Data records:
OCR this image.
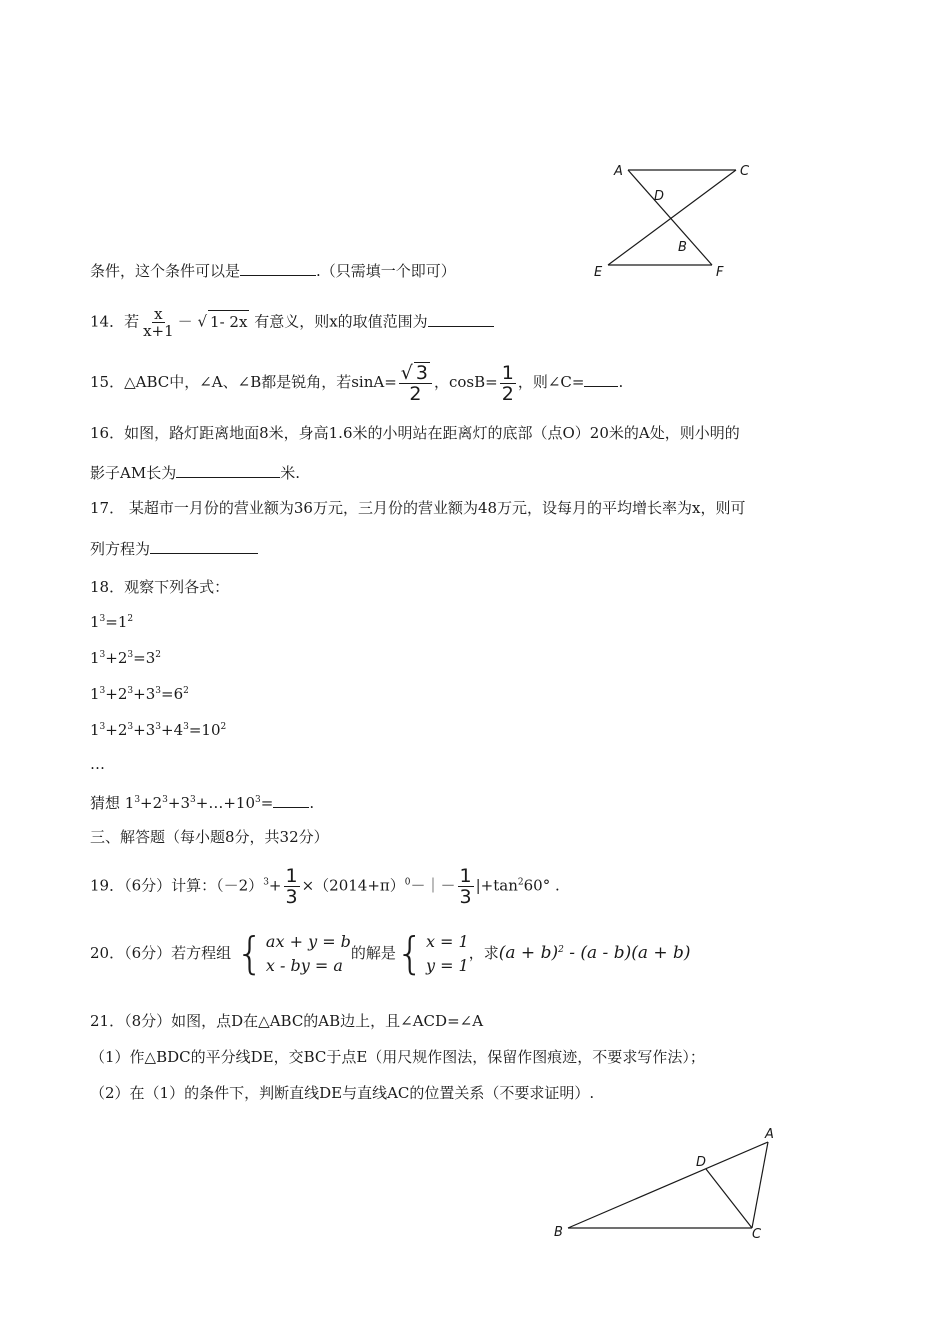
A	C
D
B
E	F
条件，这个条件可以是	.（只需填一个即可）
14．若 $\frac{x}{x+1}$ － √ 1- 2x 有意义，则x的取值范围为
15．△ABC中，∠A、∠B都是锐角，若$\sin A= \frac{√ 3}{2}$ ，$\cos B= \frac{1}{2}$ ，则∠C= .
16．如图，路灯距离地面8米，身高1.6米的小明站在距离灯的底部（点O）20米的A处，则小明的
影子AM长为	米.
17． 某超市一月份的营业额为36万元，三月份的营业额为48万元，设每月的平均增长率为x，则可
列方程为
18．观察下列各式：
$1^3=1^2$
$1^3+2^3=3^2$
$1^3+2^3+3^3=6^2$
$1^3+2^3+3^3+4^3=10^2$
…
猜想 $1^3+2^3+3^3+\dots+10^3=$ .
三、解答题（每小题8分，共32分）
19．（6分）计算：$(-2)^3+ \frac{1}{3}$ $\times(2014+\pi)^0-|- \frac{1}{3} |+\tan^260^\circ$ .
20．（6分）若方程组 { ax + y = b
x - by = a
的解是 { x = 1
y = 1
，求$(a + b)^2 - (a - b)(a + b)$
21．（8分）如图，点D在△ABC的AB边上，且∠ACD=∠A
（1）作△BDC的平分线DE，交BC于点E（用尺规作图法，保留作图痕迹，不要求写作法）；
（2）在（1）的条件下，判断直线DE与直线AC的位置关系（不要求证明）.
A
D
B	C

==

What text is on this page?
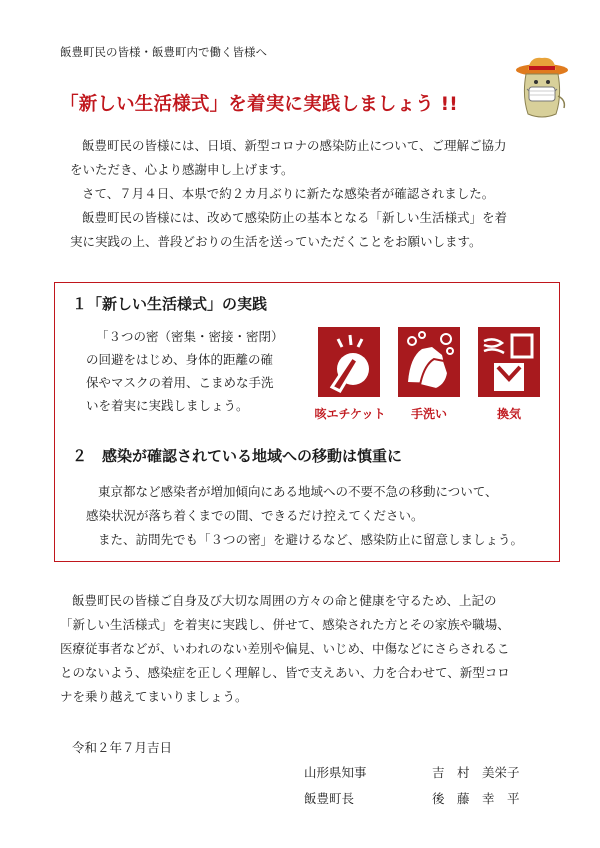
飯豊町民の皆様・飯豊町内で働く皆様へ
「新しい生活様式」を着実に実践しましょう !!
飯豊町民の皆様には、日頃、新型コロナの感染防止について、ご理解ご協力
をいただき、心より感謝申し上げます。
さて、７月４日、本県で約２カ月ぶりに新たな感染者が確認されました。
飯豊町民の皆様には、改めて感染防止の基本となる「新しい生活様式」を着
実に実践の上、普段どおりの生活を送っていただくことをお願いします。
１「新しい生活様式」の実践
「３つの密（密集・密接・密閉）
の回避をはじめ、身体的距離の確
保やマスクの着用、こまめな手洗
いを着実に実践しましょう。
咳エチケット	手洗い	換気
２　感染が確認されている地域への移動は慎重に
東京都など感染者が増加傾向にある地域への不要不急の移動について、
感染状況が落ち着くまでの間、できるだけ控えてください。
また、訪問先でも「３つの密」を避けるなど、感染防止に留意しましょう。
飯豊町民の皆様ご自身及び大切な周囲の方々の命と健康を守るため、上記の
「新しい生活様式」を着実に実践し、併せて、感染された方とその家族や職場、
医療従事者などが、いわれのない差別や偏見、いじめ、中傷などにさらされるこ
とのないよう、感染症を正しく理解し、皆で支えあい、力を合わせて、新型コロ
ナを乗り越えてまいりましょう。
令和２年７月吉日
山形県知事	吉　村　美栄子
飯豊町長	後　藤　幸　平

■ Short exercise ■
Count the lines that include the word "frac" and state the result as a bare number.

■ Answer to this exercise ■
3